- Exercise goal
Will you extract the entries word for word? Images should not appear in the copy.

(Stored records)
-----

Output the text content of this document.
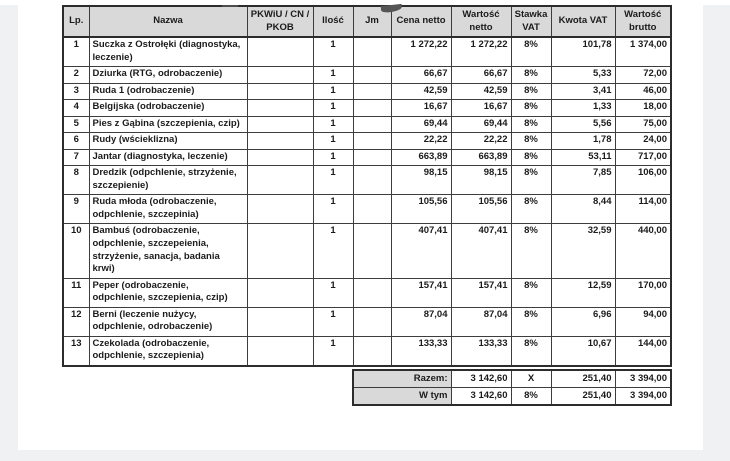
Lp.	Nazwa	PKWiU / CN / PKOB	Ilość	Jm	Cena netto	Wartość netto	Stawka VAT	Kwota VAT	Wartość brutto
1	Suczka z Ostrołęki (diagnostyka, leczenie)		1		1 272,22	1 272,22	8%	101,78	1 374,00
2	Dziurka (RTG, odrobaczenie)		1		66,67	66,67	8%	5,33	72,00
3	Ruda 1 (odrobaczenie)		1		42,59	42,59	8%	3,41	46,00
4	Belgijska (odrobaczenie)		1		16,67	16,67	8%	1,33	18,00
5	Pies z Gąbina (szczepienia, czip)		1		69,44	69,44	8%	5,56	75,00
6	Rudy (wścieklizna)		1		22,22	22,22	8%	1,78	24,00
7	Jantar (diagnostyka, leczenie)		1		663,89	663,89	8%	53,11	717,00
8	Dredzik (odpchlenie, strzyżenie, szczepienie)		1		98,15	98,15	8%	7,85	106,00
9	Ruda młoda (odrobaczenie, odpchlenie, szczepinia)		1		105,56	105,56	8%	8,44	114,00
10	Bambuś (odrobaczenie, odpchlenie, szczepeienia, strzyżenie, sanacja, badania krwi)		1		407,41	407,41	8%	32,59	440,00
11	Peper (odrobaczenie, odpchlenie, szczepienia, czip)		1		157,41	157,41	8%	12,59	170,00
12	Berni (leczenie nużycy, odpchlenie, odrobaczenie)		1		87,04	87,04	8%	6,96	94,00
13	Czekolada (odrobaczenie, odpchlenie, szczepienia)		1		133,33	133,33	8%	10,67	144,00
Razem:	3 142,60	X	251,40	3 394,00
W tym	3 142,60	8%	251,40	3 394,00
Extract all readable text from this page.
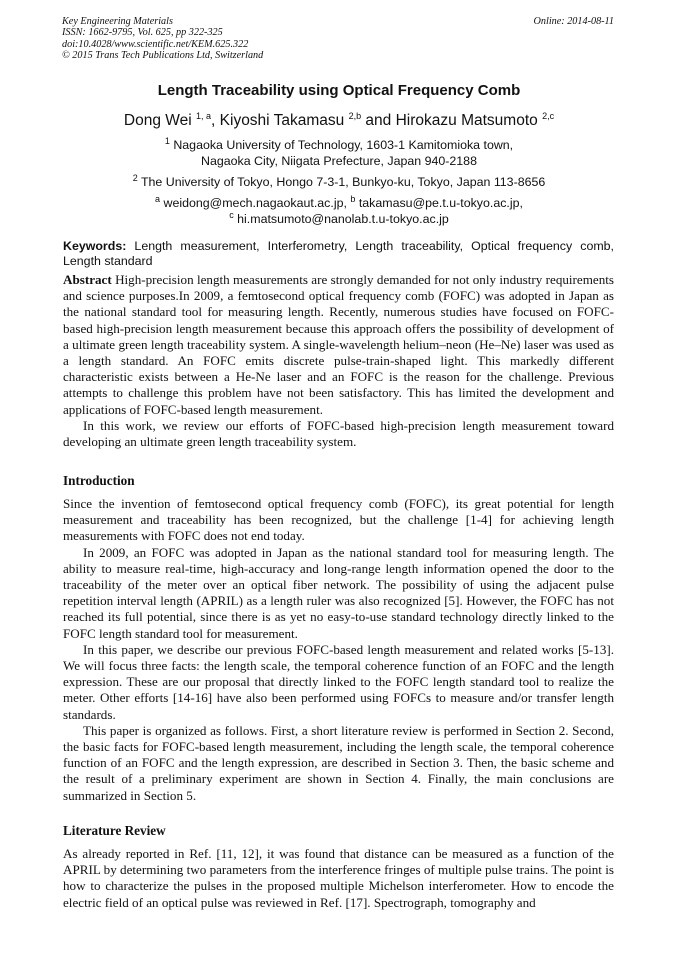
Key Engineering Materials
ISSN: 1662-9795, Vol. 625, pp 322-325
doi:10.4028/www.scientific.net/KEM.625.322
© 2015 Trans Tech Publications Ltd, Switzerland
Online: 2014-08-11
Length Traceability using Optical Frequency Comb
Dong Wei $^{1, a}$, Kiyoshi Takamasu $^{2,b}$ and Hirokazu Matsumoto $^{2,c}$
$^1$ Nagaoka University of Technology, 1603-1 Kamitomioka town,
Nagaoka City, Niigata Prefecture, Japan 940-2188
$^2$ The University of Tokyo, Hongo 7-3-1, Bunkyo-ku, Tokyo, Japan 113-8656
$^a$ weidong@mech.nagaokaut.ac.jp, $^b$ takamasu@pe.t.u-tokyo.ac.jp,
$^c$ hi.matsumoto@nanolab.t.u-tokyo.ac.jp
Keywords: Length measurement, Interferometry, Length traceability, Optical frequency comb, Length standard

Abstract High-precision length measurements are strongly demanded for not only industry requirements and science purposes.In 2009, a femtosecond optical frequency comb (FOFC) was adopted in Japan as the national standard tool for measuring length. Recently, numerous studies have focused on FOFC-based high-precision length measurement because this approach offers the possibility of development of a ultimate green length traceability system. A single-wavelength helium–neon (He–Ne) laser was used as a length standard. An FOFC emits discrete pulse-train-shaped light. This markedly different characteristic exists between a He-Ne laser and an FOFC is the reason for the challenge. Previous attempts to challenge this problem have not been satisfactory. This has limited the development and applications of FOFC-based length measurement.

In this work, we review our efforts of FOFC-based high-precision length measurement toward developing an ultimate green length traceability system.

Introduction

Since the invention of femtosecond optical frequency comb (FOFC), its great potential for length measurement and traceability has been recognized, but the challenge [1-4] for achieving length measurements with FOFC does not end today.

In 2009, an FOFC was adopted in Japan as the national standard tool for measuring length. The ability to measure real-time, high-accuracy and long-range length information opened the door to the traceability of the meter over an optical fiber network. The possibility of using the adjacent pulse repetition interval length (APRIL) as a length ruler was also recognized [5]. However, the FOFC has not reached its full potential, since there is as yet no easy-to-use standard technology directly linked to the FOFC length standard tool for measurement.

In this paper, we describe our previous FOFC-based length measurement and related works [5-13]. We will focus three facts: the length scale, the temporal coherence function of an FOFC and the length expression. These are our proposal that directly linked to the FOFC length standard tool to realize the meter. Other efforts [14-16] have also been performed using FOFCs to measure and/or transfer length standards.

This paper is organized as follows. First, a short literature review is performed in Section 2. Second, the basic facts for FOFC-based length measurement, including the length scale, the temporal coherence function of an FOFC and the length expression, are described in Section 3. Then, the basic scheme and the result of a preliminary experiment are shown in Section 4. Finally, the main conclusions are summarized in Section 5.

Literature Review

As already reported in Ref. [11, 12], it was found that distance can be measured as a function of the APRIL by determining two parameters from the interference fringes of multiple pulse trains. The point is how to characterize the pulses in the proposed multiple Michelson interferometer. How to encode the electric field of an optical pulse was reviewed in Ref. [17]. Spectrograph, tomography and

-----

- Response to the exercise
Output the text content of this document.
Lp.	Nazwa	PKWiU / CN / PKOB	Ilość	Jm	Cena netto	Wartość netto	Stawka VAT	Kwota VAT	Wartość brutto
1	Suczka z Ostrołęki (diagnostyka, leczenie)		1		1 272,22	1 272,22	8%	101,78	1 374,00
2	Dziurka (RTG, odrobaczenie)		1		66,67	66,67	8%	5,33	72,00
3	Ruda 1 (odrobaczenie)		1		42,59	42,59	8%	3,41	46,00
4	Belgijska (odrobaczenie)		1		16,67	16,67	8%	1,33	18,00
5	Pies z Gąbina (szczepienia, czip)		1		69,44	69,44	8%	5,56	75,00
6	Rudy (wścieklizna)		1		22,22	22,22	8%	1,78	24,00
7	Jantar (diagnostyka, leczenie)		1		663,89	663,89	8%	53,11	717,00
8	Dredzik (odpchlenie, strzyżenie, szczepienie)		1		98,15	98,15	8%	7,85	106,00
9	Ruda młoda (odrobaczenie, odpchlenie, szczepinia)		1		105,56	105,56	8%	8,44	114,00
10	Bambuś (odrobaczenie, odpchlenie, szczepeienia, strzyżenie, sanacja, badania krwi)		1		407,41	407,41	8%	32,59	440,00
11	Peper (odrobaczenie, odpchlenie, szczepienia, czip)		1		157,41	157,41	8%	12,59	170,00
12	Berni (leczenie nużycy, odpchlenie, odrobaczenie)		1		87,04	87,04	8%	6,96	94,00
13	Czekolada (odrobaczenie, odpchlenie, szczepienia)		1		133,33	133,33	8%	10,67	144,00
Razem:	3 142,60	X	251,40	3 394,00
W tym	3 142,60	8%	251,40	3 394,00
Extract all readable text from this page.
Key Engineering Materials
ISSN: 1662-9795, Vol. 625, pp 322-325
doi:10.4028/www.scientific.net/KEM.625.322
© 2015 Trans Tech Publications Ltd, Switzerland
Online: 2014-08-11
Length Traceability using Optical Frequency Comb
Dong Wei $^{1, a}$, Kiyoshi Takamasu $^{2,b}$ and Hirokazu Matsumoto $^{2,c}$
$^1$ Nagaoka University of Technology, 1603-1 Kamitomioka town,
Nagaoka City, Niigata Prefecture, Japan 940-2188
$^2$ The University of Tokyo, Hongo 7-3-1, Bunkyo-ku, Tokyo, Japan 113-8656
$^a$ weidong@mech.nagaokaut.ac.jp, $^b$ takamasu@pe.t.u-tokyo.ac.jp,
$^c$ hi.matsumoto@nanolab.t.u-tokyo.ac.jp
Keywords: Length measurement, Interferometry, Length traceability, Optical frequency comb, Length standard

Abstract High-precision length measurements are strongly demanded for not only industry requirements and science purposes.In 2009, a femtosecond optical frequency comb (FOFC) was adopted in Japan as the national standard tool for measuring length. Recently, numerous studies have focused on FOFC-based high-precision length measurement because this approach offers the possibility of development of a ultimate green length traceability system. A single-wavelength helium–neon (He–Ne) laser was used as a length standard. An FOFC emits discrete pulse-train-shaped light. This markedly different characteristic exists between a He-Ne laser and an FOFC is the reason for the challenge. Previous attempts to challenge this problem have not been satisfactory. This has limited the development and applications of FOFC-based length measurement.

In this work, we review our efforts of FOFC-based high-precision length measurement toward developing an ultimate green length traceability system.

Introduction

Since the invention of femtosecond optical frequency comb (FOFC), its great potential for length measurement and traceability has been recognized, but the challenge [1-4] for achieving length measurements with FOFC does not end today.

In 2009, an FOFC was adopted in Japan as the national standard tool for measuring length. The ability to measure real-time, high-accuracy and long-range length information opened the door to the traceability of the meter over an optical fiber network. The possibility of using the adjacent pulse repetition interval length (APRIL) as a length ruler was also recognized [5]. However, the FOFC has not reached its full potential, since there is as yet no easy-to-use standard technology directly linked to the FOFC length standard tool for measurement.

In this paper, we describe our previous FOFC-based length measurement and related works [5-13]. We will focus three facts: the length scale, the temporal coherence function of an FOFC and the length expression. These are our proposal that directly linked to the FOFC length standard tool to realize the meter. Other efforts [14-16] have also been performed using FOFCs to measure and/or transfer length standards.

This paper is organized as follows. First, a short literature review is performed in Section 2. Second, the basic facts for FOFC-based length measurement, including the length scale, the temporal coherence function of an FOFC and the length expression, are described in Section 3. Then, the basic scheme and the result of a preliminary experiment are shown in Section 4. Finally, the main conclusions are summarized in Section 5.

Literature Review

As already reported in Ref. [11, 12], it was found that distance can be measured as a function of the APRIL by determining two parameters from the interference fringes of multiple pulse trains. The point is how to characterize the pulses in the proposed multiple Michelson interferometer. How to encode the electric field of an optical pulse was reviewed in Ref. [17]. Spectrograph, tomography and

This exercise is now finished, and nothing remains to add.